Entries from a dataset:
☆ ☆ ☆

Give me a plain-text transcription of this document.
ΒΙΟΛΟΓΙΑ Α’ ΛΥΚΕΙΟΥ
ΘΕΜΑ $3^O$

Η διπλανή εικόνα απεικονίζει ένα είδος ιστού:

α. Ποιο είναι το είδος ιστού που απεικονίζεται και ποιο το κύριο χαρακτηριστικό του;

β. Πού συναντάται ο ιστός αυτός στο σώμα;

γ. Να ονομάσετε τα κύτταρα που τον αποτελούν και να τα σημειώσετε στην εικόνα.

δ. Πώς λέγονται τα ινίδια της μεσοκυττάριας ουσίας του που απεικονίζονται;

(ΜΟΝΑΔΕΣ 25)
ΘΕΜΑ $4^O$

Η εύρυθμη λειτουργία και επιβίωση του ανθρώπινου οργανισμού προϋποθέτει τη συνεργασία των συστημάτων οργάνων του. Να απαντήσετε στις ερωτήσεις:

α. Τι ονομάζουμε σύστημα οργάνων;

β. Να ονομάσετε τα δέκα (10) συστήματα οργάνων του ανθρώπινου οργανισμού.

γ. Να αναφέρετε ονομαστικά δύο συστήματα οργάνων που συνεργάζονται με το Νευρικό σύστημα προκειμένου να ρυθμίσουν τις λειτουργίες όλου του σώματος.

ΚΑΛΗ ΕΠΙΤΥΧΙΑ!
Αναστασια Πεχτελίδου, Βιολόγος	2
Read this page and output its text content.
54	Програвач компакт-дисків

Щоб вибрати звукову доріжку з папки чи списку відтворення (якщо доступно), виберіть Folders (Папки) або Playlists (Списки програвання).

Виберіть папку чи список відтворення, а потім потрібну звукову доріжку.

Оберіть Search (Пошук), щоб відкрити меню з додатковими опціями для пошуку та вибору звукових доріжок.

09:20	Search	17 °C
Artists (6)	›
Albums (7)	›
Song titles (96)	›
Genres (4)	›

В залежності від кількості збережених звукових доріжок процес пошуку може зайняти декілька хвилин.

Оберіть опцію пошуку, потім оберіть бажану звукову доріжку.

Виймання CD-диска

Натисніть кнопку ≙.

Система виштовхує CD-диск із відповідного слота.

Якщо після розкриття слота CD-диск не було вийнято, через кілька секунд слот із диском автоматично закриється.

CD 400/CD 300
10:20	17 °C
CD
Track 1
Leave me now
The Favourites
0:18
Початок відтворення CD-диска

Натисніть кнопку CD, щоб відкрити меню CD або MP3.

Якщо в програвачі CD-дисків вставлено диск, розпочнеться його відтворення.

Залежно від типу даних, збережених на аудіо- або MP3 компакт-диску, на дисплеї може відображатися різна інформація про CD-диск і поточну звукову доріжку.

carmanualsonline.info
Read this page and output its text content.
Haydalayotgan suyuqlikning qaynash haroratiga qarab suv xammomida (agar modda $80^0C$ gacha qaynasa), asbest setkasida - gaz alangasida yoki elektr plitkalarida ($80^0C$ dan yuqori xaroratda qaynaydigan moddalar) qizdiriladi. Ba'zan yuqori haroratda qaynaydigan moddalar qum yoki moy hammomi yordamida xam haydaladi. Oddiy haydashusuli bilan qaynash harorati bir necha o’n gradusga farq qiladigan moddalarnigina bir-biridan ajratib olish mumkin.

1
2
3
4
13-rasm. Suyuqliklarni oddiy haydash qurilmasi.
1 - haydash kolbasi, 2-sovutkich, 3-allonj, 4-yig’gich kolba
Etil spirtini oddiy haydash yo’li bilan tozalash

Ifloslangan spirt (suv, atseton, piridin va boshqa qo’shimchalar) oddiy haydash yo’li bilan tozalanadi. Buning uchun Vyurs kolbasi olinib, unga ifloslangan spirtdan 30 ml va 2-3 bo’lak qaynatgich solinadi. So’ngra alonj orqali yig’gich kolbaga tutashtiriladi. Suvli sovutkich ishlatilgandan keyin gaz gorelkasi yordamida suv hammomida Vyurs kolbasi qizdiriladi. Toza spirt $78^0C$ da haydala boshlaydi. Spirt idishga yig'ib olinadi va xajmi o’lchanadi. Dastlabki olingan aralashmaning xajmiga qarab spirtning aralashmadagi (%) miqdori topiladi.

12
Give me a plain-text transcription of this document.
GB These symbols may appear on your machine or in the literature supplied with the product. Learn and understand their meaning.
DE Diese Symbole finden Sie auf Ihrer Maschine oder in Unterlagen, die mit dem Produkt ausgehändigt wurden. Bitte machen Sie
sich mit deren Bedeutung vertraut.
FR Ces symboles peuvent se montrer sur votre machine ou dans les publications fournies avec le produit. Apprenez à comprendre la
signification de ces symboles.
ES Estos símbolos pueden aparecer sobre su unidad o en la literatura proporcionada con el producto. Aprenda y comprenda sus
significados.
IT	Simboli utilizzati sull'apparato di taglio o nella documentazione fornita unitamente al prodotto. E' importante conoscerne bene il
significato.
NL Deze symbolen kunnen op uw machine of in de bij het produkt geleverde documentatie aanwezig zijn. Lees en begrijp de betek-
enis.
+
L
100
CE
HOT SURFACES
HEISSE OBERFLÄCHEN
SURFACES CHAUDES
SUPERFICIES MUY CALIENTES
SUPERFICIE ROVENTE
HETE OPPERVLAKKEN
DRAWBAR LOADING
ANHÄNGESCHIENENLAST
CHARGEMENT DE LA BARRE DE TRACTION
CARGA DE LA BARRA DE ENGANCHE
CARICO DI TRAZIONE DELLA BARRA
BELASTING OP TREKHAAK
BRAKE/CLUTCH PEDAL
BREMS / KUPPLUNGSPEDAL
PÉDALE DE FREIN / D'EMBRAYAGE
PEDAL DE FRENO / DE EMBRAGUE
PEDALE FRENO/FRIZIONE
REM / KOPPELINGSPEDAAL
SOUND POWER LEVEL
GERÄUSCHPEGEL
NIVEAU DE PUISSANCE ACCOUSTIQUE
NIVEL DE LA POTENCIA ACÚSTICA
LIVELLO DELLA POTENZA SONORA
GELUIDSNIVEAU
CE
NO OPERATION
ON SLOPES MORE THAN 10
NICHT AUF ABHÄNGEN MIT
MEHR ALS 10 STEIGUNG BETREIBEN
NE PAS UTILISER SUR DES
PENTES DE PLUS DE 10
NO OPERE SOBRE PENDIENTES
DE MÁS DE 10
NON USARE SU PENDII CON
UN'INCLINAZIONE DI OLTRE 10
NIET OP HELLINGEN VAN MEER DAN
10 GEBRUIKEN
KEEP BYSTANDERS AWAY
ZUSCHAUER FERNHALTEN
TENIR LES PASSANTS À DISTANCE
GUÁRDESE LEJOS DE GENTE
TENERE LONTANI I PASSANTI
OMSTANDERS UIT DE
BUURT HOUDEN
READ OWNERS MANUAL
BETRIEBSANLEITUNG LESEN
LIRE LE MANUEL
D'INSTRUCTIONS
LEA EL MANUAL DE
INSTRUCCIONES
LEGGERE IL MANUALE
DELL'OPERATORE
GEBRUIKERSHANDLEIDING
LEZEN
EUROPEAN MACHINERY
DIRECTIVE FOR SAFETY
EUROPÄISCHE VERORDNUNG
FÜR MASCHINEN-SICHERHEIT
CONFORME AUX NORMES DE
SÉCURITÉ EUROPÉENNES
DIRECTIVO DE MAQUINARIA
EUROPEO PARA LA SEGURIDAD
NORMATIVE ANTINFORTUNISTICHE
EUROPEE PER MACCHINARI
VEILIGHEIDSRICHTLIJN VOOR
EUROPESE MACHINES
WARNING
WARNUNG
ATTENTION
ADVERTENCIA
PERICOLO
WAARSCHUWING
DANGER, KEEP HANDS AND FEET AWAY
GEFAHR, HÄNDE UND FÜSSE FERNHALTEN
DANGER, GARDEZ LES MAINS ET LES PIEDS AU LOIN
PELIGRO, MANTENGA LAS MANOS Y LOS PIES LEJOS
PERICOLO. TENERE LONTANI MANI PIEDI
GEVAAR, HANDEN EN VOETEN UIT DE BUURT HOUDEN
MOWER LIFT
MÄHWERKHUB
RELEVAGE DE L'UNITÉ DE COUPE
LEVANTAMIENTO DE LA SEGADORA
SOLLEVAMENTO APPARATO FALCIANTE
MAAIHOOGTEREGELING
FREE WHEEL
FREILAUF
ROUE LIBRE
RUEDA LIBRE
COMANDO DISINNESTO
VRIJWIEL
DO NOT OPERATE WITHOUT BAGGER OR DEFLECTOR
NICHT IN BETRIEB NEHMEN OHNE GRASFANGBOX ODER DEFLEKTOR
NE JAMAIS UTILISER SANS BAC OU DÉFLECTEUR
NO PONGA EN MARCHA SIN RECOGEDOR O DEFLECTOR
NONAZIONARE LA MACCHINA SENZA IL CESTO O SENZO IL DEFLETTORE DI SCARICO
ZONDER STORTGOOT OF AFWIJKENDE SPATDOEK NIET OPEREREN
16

☆ ☆ ☆

**TASK INSTRUCTIONS**
Extract all lines that hold the word "кнопку".

**SOLUTION**
Натисніть кнопку ≙.
Натисніть кнопку CD, щоб відкрити меню CD або MP3.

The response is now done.